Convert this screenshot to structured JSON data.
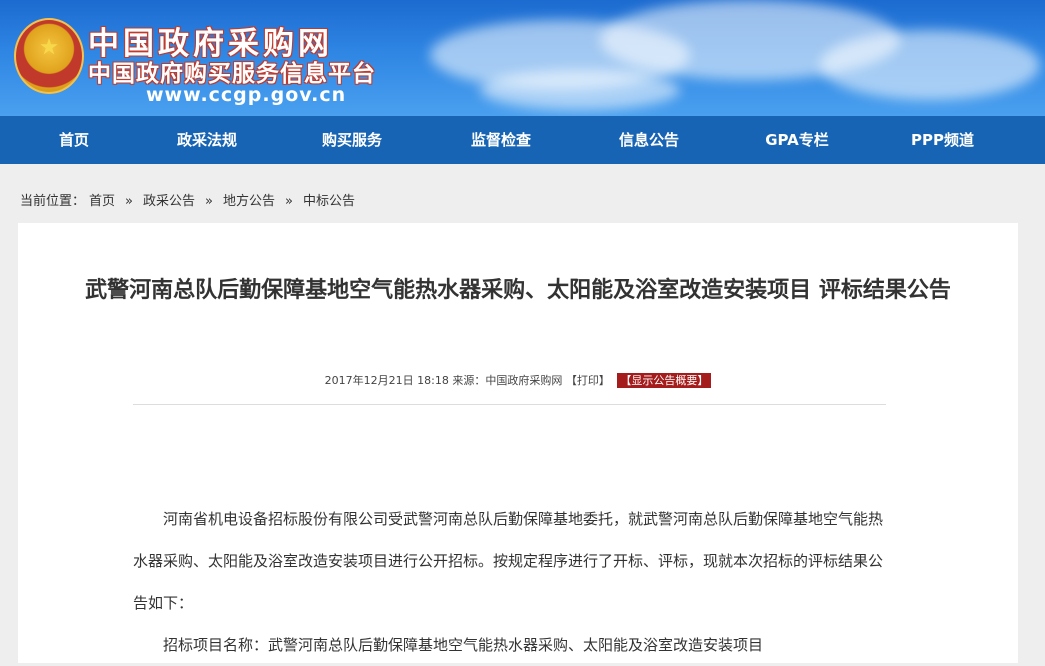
{
  "header": {
    "site_name": "中国政府采购网",
    "site_subname": "中国政府购买服务信息平台",
    "site_url": "www.ccgp.gov.cn"
  },
  "nav": {
    "items": [
      {
        "label": "首页"
      },
      {
        "label": "政采法规"
      },
      {
        "label": "购买服务"
      },
      {
        "label": "监督检查"
      },
      {
        "label": "信息公告"
      },
      {
        "label": "GPA专栏"
      },
      {
        "label": "PPP频道"
      }
    ]
  },
  "breadcrumb": {
    "prefix": "当前位置：",
    "items": [
      "首页",
      "政采公告",
      "地方公告",
      "中标公告"
    ],
    "separator": "»"
  },
  "article": {
    "title": "武警河南总队后勤保障基地空气能热水器采购、太阳能及浴室改造安装项目 评标结果公告",
    "date": "2017年12月21日",
    "time": "18:18",
    "source_label": "来源：",
    "source": "中国政府采购网",
    "print_label": "【打印】",
    "summary_label": "【显示公告概要】",
    "paragraph1": "河南省机电设备招标股份有限公司受武警河南总队后勤保障基地委托，就武警河南总队后勤保障基地空气能热水器采购、太阳能及浴室改造安装项目进行公开招标。按规定程序进行了开标、评标，现就本次招标的评标结果公告如下：",
    "paragraph2": "招标项目名称：武警河南总队后勤保障基地空气能热水器采购、太阳能及浴室改造安装项目"
  },
  "colors": {
    "nav_bg": "#1664b3",
    "banner": "#2f86e3",
    "badge": "#a51c1c"
  }
}
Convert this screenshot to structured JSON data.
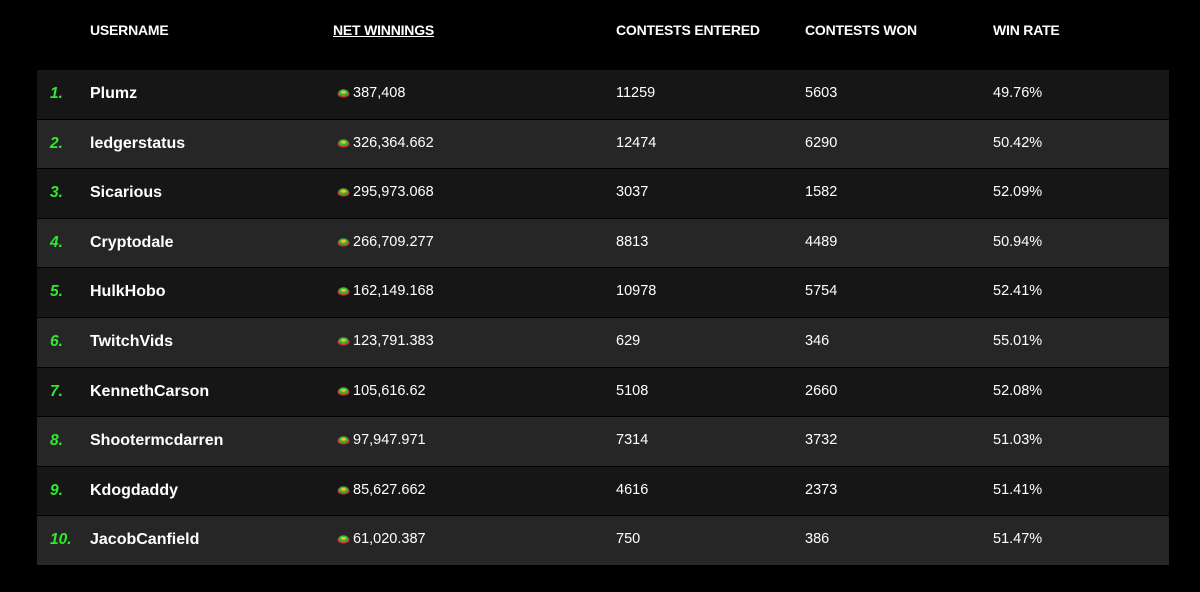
{
  "header": {
    "username": "USERNAME",
    "net_winnings": "NET WINNINGS",
    "contests_entered": "CONTESTS ENTERED",
    "contests_won": "CONTESTS WON",
    "win_rate": "WIN RATE"
  },
  "coin_icon": "token-coin-icon",
  "colors": {
    "rank": "#2eea2e",
    "row_dark": "#161616",
    "row_light": "#262626",
    "background": "#000000"
  },
  "rows": [
    {
      "rank": "1.",
      "username": "Plumz",
      "net_winnings": "387,408",
      "contests_entered": "11259",
      "contests_won": "5603",
      "win_rate": "49.76%"
    },
    {
      "rank": "2.",
      "username": "ledgerstatus",
      "net_winnings": "326,364.662",
      "contests_entered": "12474",
      "contests_won": "6290",
      "win_rate": "50.42%"
    },
    {
      "rank": "3.",
      "username": "Sicarious",
      "net_winnings": "295,973.068",
      "contests_entered": "3037",
      "contests_won": "1582",
      "win_rate": "52.09%"
    },
    {
      "rank": "4.",
      "username": "Cryptodale",
      "net_winnings": "266,709.277",
      "contests_entered": "8813",
      "contests_won": "4489",
      "win_rate": "50.94%"
    },
    {
      "rank": "5.",
      "username": "HulkHobo",
      "net_winnings": "162,149.168",
      "contests_entered": "10978",
      "contests_won": "5754",
      "win_rate": "52.41%"
    },
    {
      "rank": "6.",
      "username": "TwitchVids",
      "net_winnings": "123,791.383",
      "contests_entered": "629",
      "contests_won": "346",
      "win_rate": "55.01%"
    },
    {
      "rank": "7.",
      "username": "KennethCarson",
      "net_winnings": "105,616.62",
      "contests_entered": "5108",
      "contests_won": "2660",
      "win_rate": "52.08%"
    },
    {
      "rank": "8.",
      "username": "Shootermcdarren",
      "net_winnings": "97,947.971",
      "contests_entered": "7314",
      "contests_won": "3732",
      "win_rate": "51.03%"
    },
    {
      "rank": "9.",
      "username": "Kdogdaddy",
      "net_winnings": "85,627.662",
      "contests_entered": "4616",
      "contests_won": "2373",
      "win_rate": "51.41%"
    },
    {
      "rank": "10.",
      "username": "JacobCanfield",
      "net_winnings": "61,020.387",
      "contests_entered": "750",
      "contests_won": "386",
      "win_rate": "51.47%"
    }
  ]
}
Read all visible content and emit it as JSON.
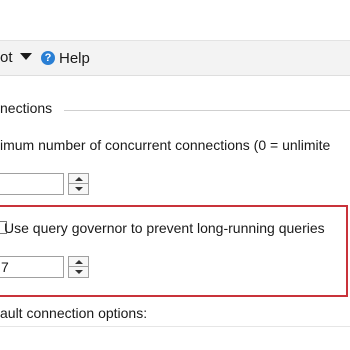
{
  "toolbar": {
    "script_label": "ot",
    "help_label": "Help",
    "help_icon": "help-circle-icon"
  },
  "connections": {
    "section_title": "nections",
    "max_concurrent_label": "imum number of concurrent connections (0 = unlimite",
    "max_concurrent_value": ""
  },
  "governor": {
    "checkbox_label": "Use query governor to prevent long-running queries",
    "value": "7",
    "checked": false
  },
  "default_options_label": "ault connection options:",
  "colors": {
    "highlight": "#c9323a",
    "help_icon": "#2a7fd4"
  }
}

────────

--- Objective ---
Give back every line exactly as it stands, pictures excluded.

--- Finished answer ---
Convert this screenshot to structured JSON data.
{
  "header": {
    "site_name": "中国政府采购网",
    "site_subname": "中国政府购买服务信息平台",
    "site_url": "www.ccgp.gov.cn"
  },
  "nav": {
    "items": [
      {
        "label": "首页"
      },
      {
        "label": "政采法规"
      },
      {
        "label": "购买服务"
      },
      {
        "label": "监督检查"
      },
      {
        "label": "信息公告"
      },
      {
        "label": "GPA专栏"
      },
      {
        "label": "PPP频道"
      }
    ]
  },
  "breadcrumb": {
    "prefix": "当前位置：",
    "items": [
      "首页",
      "政采公告",
      "地方公告",
      "中标公告"
    ],
    "separator": "»"
  },
  "article": {
    "title": "武警河南总队后勤保障基地空气能热水器采购、太阳能及浴室改造安装项目 评标结果公告",
    "date": "2017年12月21日",
    "time": "18:18",
    "source_label": "来源：",
    "source": "中国政府采购网",
    "print_label": "【打印】",
    "summary_label": "【显示公告概要】",
    "paragraph1": "河南省机电设备招标股份有限公司受武警河南总队后勤保障基地委托，就武警河南总队后勤保障基地空气能热水器采购、太阳能及浴室改造安装项目进行公开招标。按规定程序进行了开标、评标，现就本次招标的评标结果公告如下：",
    "paragraph2": "招标项目名称：武警河南总队后勤保障基地空气能热水器采购、太阳能及浴室改造安装项目"
  },
  "colors": {
    "nav_bg": "#1664b3",
    "banner": "#2f86e3",
    "badge": "#a51c1c"
  }
}
Convert this screenshot to structured JSON data.
{
  "header": {
    "username": "USERNAME",
    "net_winnings": "NET WINNINGS",
    "contests_entered": "CONTESTS ENTERED",
    "contests_won": "CONTESTS WON",
    "win_rate": "WIN RATE"
  },
  "coin_icon": "token-coin-icon",
  "colors": {
    "rank": "#2eea2e",
    "row_dark": "#161616",
    "row_light": "#262626",
    "background": "#000000"
  },
  "rows": [
    {
      "rank": "1.",
      "username": "Plumz",
      "net_winnings": "387,408",
      "contests_entered": "11259",
      "contests_won": "5603",
      "win_rate": "49.76%"
    },
    {
      "rank": "2.",
      "username": "ledgerstatus",
      "net_winnings": "326,364.662",
      "contests_entered": "12474",
      "contests_won": "6290",
      "win_rate": "50.42%"
    },
    {
      "rank": "3.",
      "username": "Sicarious",
      "net_winnings": "295,973.068",
      "contests_entered": "3037",
      "contests_won": "1582",
      "win_rate": "52.09%"
    },
    {
      "rank": "4.",
      "username": "Cryptodale",
      "net_winnings": "266,709.277",
      "contests_entered": "8813",
      "contests_won": "4489",
      "win_rate": "50.94%"
    },
    {
      "rank": "5.",
      "username": "HulkHobo",
      "net_winnings": "162,149.168",
      "contests_entered": "10978",
      "contests_won": "5754",
      "win_rate": "52.41%"
    },
    {
      "rank": "6.",
      "username": "TwitchVids",
      "net_winnings": "123,791.383",
      "contests_entered": "629",
      "contests_won": "346",
      "win_rate": "55.01%"
    },
    {
      "rank": "7.",
      "username": "KennethCarson",
      "net_winnings": "105,616.62",
      "contests_entered": "5108",
      "contests_won": "2660",
      "win_rate": "52.08%"
    },
    {
      "rank": "8.",
      "username": "Shootermcdarren",
      "net_winnings": "97,947.971",
      "contests_entered": "7314",
      "contests_won": "3732",
      "win_rate": "51.03%"
    },
    {
      "rank": "9.",
      "username": "Kdogdaddy",
      "net_winnings": "85,627.662",
      "contests_entered": "4616",
      "contests_won": "2373",
      "win_rate": "51.41%"
    },
    {
      "rank": "10.",
      "username": "JacobCanfield",
      "net_winnings": "61,020.387",
      "contests_entered": "750",
      "contests_won": "386",
      "win_rate": "51.47%"
    }
  ]
}
Read all visible content and emit it as JSON.
{
  "toolbar": {
    "script_label": "ot",
    "help_label": "Help",
    "help_icon": "help-circle-icon"
  },
  "connections": {
    "section_title": "nections",
    "max_concurrent_label": "imum number of concurrent connections (0 = unlimite",
    "max_concurrent_value": ""
  },
  "governor": {
    "checkbox_label": "Use query governor to prevent long-running queries",
    "value": "7",
    "checked": false
  },
  "default_options_label": "ault connection options:",
  "colors": {
    "highlight": "#c9323a",
    "help_icon": "#2a7fd4"
  }
}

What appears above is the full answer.